** begin **

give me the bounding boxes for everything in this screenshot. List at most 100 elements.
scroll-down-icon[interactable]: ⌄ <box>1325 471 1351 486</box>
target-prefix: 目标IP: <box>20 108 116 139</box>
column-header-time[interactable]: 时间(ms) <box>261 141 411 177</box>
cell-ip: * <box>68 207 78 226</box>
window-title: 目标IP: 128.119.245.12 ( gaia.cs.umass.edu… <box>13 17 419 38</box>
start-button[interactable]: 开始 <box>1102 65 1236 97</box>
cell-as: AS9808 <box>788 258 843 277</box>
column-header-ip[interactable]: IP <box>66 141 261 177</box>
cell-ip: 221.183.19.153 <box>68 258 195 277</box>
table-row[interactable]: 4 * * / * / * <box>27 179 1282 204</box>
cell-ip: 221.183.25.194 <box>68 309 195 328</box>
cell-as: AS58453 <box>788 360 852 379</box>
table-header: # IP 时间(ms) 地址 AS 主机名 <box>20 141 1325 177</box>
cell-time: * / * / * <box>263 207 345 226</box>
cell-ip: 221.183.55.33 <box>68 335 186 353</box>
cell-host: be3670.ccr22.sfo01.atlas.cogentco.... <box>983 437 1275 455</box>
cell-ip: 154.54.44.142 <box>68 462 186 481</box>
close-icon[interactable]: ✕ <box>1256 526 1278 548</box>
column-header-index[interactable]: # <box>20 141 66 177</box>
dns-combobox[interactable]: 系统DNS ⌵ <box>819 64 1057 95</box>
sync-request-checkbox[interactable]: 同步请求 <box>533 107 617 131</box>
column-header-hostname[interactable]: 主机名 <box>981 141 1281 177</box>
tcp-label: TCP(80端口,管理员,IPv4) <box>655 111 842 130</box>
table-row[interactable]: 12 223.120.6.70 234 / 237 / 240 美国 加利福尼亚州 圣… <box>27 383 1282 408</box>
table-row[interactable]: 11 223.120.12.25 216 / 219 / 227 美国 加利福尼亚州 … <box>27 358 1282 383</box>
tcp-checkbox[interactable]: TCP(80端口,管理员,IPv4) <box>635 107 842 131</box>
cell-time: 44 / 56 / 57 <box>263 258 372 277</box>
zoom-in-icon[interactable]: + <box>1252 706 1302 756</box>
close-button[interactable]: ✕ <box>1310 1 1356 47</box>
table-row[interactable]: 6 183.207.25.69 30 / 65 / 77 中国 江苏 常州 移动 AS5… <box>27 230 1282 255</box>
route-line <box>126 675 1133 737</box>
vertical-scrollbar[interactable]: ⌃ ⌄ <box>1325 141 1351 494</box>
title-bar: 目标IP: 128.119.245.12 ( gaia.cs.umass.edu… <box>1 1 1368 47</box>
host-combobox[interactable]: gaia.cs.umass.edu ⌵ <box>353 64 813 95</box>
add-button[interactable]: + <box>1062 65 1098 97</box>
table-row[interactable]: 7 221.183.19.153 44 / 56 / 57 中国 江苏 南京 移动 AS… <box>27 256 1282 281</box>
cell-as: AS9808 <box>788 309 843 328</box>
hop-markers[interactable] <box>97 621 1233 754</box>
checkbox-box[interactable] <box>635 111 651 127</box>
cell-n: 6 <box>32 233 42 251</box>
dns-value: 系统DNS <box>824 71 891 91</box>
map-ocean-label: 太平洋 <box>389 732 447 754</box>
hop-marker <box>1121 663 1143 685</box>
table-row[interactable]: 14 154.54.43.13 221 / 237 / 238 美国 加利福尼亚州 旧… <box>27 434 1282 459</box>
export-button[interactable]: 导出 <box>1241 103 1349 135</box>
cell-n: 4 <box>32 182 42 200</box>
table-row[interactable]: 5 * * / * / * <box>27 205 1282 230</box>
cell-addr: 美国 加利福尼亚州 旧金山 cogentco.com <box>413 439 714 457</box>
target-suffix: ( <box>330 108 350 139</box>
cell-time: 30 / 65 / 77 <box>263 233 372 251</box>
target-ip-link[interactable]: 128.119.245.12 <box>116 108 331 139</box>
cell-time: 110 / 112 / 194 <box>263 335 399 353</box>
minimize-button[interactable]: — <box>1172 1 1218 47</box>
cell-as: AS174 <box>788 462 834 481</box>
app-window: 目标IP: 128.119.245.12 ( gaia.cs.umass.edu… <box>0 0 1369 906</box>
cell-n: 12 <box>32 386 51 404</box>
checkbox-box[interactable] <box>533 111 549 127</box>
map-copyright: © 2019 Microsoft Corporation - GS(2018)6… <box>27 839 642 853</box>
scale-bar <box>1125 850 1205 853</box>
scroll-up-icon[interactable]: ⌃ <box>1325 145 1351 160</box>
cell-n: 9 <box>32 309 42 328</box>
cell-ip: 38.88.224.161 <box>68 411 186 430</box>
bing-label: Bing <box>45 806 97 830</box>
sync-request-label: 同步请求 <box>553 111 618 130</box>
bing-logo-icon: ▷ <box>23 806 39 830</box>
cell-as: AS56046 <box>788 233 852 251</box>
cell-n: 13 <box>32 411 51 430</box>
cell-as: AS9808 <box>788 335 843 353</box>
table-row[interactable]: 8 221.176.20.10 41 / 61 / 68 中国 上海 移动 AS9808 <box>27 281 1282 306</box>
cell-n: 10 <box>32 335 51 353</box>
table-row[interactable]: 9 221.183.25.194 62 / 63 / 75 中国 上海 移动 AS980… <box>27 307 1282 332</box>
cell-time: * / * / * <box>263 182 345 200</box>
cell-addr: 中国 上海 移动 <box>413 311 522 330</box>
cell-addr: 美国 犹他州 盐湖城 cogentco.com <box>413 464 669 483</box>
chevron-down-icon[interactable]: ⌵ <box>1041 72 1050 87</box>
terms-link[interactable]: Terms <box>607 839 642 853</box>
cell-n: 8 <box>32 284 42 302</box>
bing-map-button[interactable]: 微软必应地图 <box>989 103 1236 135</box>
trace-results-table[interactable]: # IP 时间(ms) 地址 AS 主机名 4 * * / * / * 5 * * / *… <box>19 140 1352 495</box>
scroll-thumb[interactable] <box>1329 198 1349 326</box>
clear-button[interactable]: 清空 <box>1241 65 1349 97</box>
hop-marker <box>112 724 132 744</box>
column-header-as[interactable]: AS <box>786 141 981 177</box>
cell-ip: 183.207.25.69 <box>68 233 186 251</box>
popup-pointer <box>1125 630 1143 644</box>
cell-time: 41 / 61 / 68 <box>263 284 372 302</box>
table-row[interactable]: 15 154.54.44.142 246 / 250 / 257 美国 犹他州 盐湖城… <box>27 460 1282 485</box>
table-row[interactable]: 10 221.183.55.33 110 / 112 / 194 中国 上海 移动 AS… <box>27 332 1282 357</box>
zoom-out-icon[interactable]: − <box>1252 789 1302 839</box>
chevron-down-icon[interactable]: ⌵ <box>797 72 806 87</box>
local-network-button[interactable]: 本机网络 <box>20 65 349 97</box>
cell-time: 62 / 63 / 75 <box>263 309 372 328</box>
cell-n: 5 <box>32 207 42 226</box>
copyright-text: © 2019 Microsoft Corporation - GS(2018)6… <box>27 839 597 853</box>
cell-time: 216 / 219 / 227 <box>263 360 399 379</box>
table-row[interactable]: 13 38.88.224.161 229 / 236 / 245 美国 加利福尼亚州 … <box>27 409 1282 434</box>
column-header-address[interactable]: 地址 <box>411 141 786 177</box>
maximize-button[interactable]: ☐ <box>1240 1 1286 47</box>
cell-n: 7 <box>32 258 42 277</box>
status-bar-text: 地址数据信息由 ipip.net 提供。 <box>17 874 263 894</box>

** end **

Return every line of the material above unchanged, in the same order.

Complete output:
give me the bounding boxes for everything in this screenshot. List at most 100 elements.
scroll-down-icon[interactable]: ⌄ <box>1325 471 1351 486</box>
target-prefix: 目标IP: <box>20 108 116 139</box>
column-header-time[interactable]: 时间(ms) <box>261 141 411 177</box>
cell-ip: * <box>68 207 78 226</box>
window-title: 目标IP: 128.119.245.12 ( gaia.cs.umass.edu… <box>13 17 419 38</box>
start-button[interactable]: 开始 <box>1102 65 1236 97</box>
cell-as: AS9808 <box>788 258 843 277</box>
column-header-ip[interactable]: IP <box>66 141 261 177</box>
cell-ip: 221.183.19.153 <box>68 258 195 277</box>
table-row[interactable]: 4 * * / * / * <box>27 179 1282 204</box>
cell-ip: 221.183.25.194 <box>68 309 195 328</box>
cell-as: AS58453 <box>788 360 852 379</box>
table-header: # IP 时间(ms) 地址 AS 主机名 <box>20 141 1325 177</box>
cell-time: * / * / * <box>263 207 345 226</box>
cell-ip: 221.183.55.33 <box>68 335 186 353</box>
cell-host: be3670.ccr22.sfo01.atlas.cogentco.... <box>983 437 1275 455</box>
cell-ip: 154.54.44.142 <box>68 462 186 481</box>
close-icon[interactable]: ✕ <box>1256 526 1278 548</box>
column-header-index[interactable]: # <box>20 141 66 177</box>
dns-combobox[interactable]: 系统DNS ⌵ <box>819 64 1057 95</box>
sync-request-checkbox[interactable]: 同步请求 <box>533 107 617 131</box>
column-header-hostname[interactable]: 主机名 <box>981 141 1281 177</box>
tcp-label: TCP(80端口,管理员,IPv4) <box>655 111 842 130</box>
table-row[interactable]: 12 223.120.6.70 234 / 237 / 240 美国 加利福尼亚州 圣… <box>27 383 1282 408</box>
table-row[interactable]: 11 223.120.12.25 216 / 219 / 227 美国 加利福尼亚州 … <box>27 358 1282 383</box>
tcp-checkbox[interactable]: TCP(80端口,管理员,IPv4) <box>635 107 842 131</box>
cell-time: 44 / 56 / 57 <box>263 258 372 277</box>
zoom-in-icon[interactable]: + <box>1252 706 1302 756</box>
close-button[interactable]: ✕ <box>1310 1 1356 47</box>
table-row[interactable]: 6 183.207.25.69 30 / 65 / 77 中国 江苏 常州 移动 AS5… <box>27 230 1282 255</box>
route-line <box>126 675 1133 737</box>
vertical-scrollbar[interactable]: ⌃ ⌄ <box>1325 141 1351 494</box>
title-bar: 目标IP: 128.119.245.12 ( gaia.cs.umass.edu… <box>1 1 1368 47</box>
host-combobox[interactable]: gaia.cs.umass.edu ⌵ <box>353 64 813 95</box>
add-button[interactable]: + <box>1062 65 1098 97</box>
table-row[interactable]: 7 221.183.19.153 44 / 56 / 57 中国 江苏 南京 移动 AS… <box>27 256 1282 281</box>
cell-as: AS9808 <box>788 309 843 328</box>
hop-markers[interactable] <box>97 621 1233 754</box>
checkbox-box[interactable] <box>635 111 651 127</box>
cell-n: 6 <box>32 233 42 251</box>
dns-value: 系统DNS <box>824 71 891 91</box>
map-ocean-label: 太平洋 <box>389 732 447 754</box>
hop-marker <box>1121 663 1143 685</box>
table-row[interactable]: 14 154.54.43.13 221 / 237 / 238 美国 加利福尼亚州 旧… <box>27 434 1282 459</box>
export-button[interactable]: 导出 <box>1241 103 1349 135</box>
cell-n: 4 <box>32 182 42 200</box>
table-row[interactable]: 5 * * / * / * <box>27 205 1282 230</box>
cell-addr: 美国 加利福尼亚州 旧金山 cogentco.com <box>413 439 714 457</box>
target-suffix: ( <box>330 108 350 139</box>
cell-time: 30 / 65 / 77 <box>263 233 372 251</box>
target-ip-link[interactable]: 128.119.245.12 <box>116 108 331 139</box>
cell-time: 110 / 112 / 194 <box>263 335 399 353</box>
minimize-button[interactable]: — <box>1172 1 1218 47</box>
cell-as: AS174 <box>788 462 834 481</box>
app-window: 目标IP: 128.119.245.12 ( gaia.cs.umass.edu… <box>0 0 1369 906</box>
cell-n: 12 <box>32 386 51 404</box>
checkbox-box[interactable] <box>533 111 549 127</box>
map-copyright: © 2019 Microsoft Corporation - GS(2018)6… <box>27 839 642 853</box>
scale-bar <box>1125 850 1205 853</box>
scroll-up-icon[interactable]: ⌃ <box>1325 145 1351 160</box>
cell-n: 9 <box>32 309 42 328</box>
cell-ip: 38.88.224.161 <box>68 411 186 430</box>
bing-label: Bing <box>45 806 97 830</box>
sync-request-label: 同步请求 <box>553 111 618 130</box>
bing-logo-icon: ▷ <box>23 806 39 830</box>
cell-as: AS56046 <box>788 233 852 251</box>
cell-n: 13 <box>32 411 51 430</box>
cell-as: AS9808 <box>788 335 843 353</box>
table-row[interactable]: 8 221.176.20.10 41 / 61 / 68 中国 上海 移动 AS9808 <box>27 281 1282 306</box>
cell-n: 10 <box>32 335 51 353</box>
table-row[interactable]: 9 221.183.25.194 62 / 63 / 75 中国 上海 移动 AS980… <box>27 307 1282 332</box>
cell-time: * / * / * <box>263 182 345 200</box>
cell-addr: 中国 上海 移动 <box>413 311 522 330</box>
cell-addr: 美国 犹他州 盐湖城 cogentco.com <box>413 464 669 483</box>
chevron-down-icon[interactable]: ⌵ <box>1041 72 1050 87</box>
terms-link[interactable]: Terms <box>607 839 642 853</box>
cell-n: 8 <box>32 284 42 302</box>
bing-map-button[interactable]: 微软必应地图 <box>989 103 1236 135</box>
trace-results-table[interactable]: # IP 时间(ms) 地址 AS 主机名 4 * * / * / * 5 * * / *… <box>19 140 1352 495</box>
scroll-thumb[interactable] <box>1329 198 1349 326</box>
clear-button[interactable]: 清空 <box>1241 65 1349 97</box>
hop-marker <box>112 724 132 744</box>
column-header-as[interactable]: AS <box>786 141 981 177</box>
cell-ip: 183.207.25.69 <box>68 233 186 251</box>
popup-pointer <box>1125 630 1143 644</box>
cell-time: 41 / 61 / 68 <box>263 284 372 302</box>
table-row[interactable]: 15 154.54.44.142 246 / 250 / 257 美国 犹他州 盐湖城… <box>27 460 1282 485</box>
table-row[interactable]: 10 221.183.55.33 110 / 112 / 194 中国 上海 移动 AS… <box>27 332 1282 357</box>
zoom-out-icon[interactable]: − <box>1252 789 1302 839</box>
chevron-down-icon[interactable]: ⌵ <box>797 72 806 87</box>
local-network-button[interactable]: 本机网络 <box>20 65 349 97</box>
cell-time: 62 / 63 / 75 <box>263 309 372 328</box>
cell-n: 5 <box>32 207 42 226</box>
copyright-text: © 2019 Microsoft Corporation - GS(2018)6… <box>27 839 597 853</box>
cell-time: 216 / 219 / 227 <box>263 360 399 379</box>
table-row[interactable]: 13 38.88.224.161 229 / 236 / 245 美国 加利福尼亚州 … <box>27 409 1282 434</box>
column-header-address[interactable]: 地址 <box>411 141 786 177</box>
maximize-button[interactable]: ☐ <box>1240 1 1286 47</box>
cell-n: 7 <box>32 258 42 277</box>
status-bar-text: 地址数据信息由 ipip.net 提供。 <box>17 874 263 894</box>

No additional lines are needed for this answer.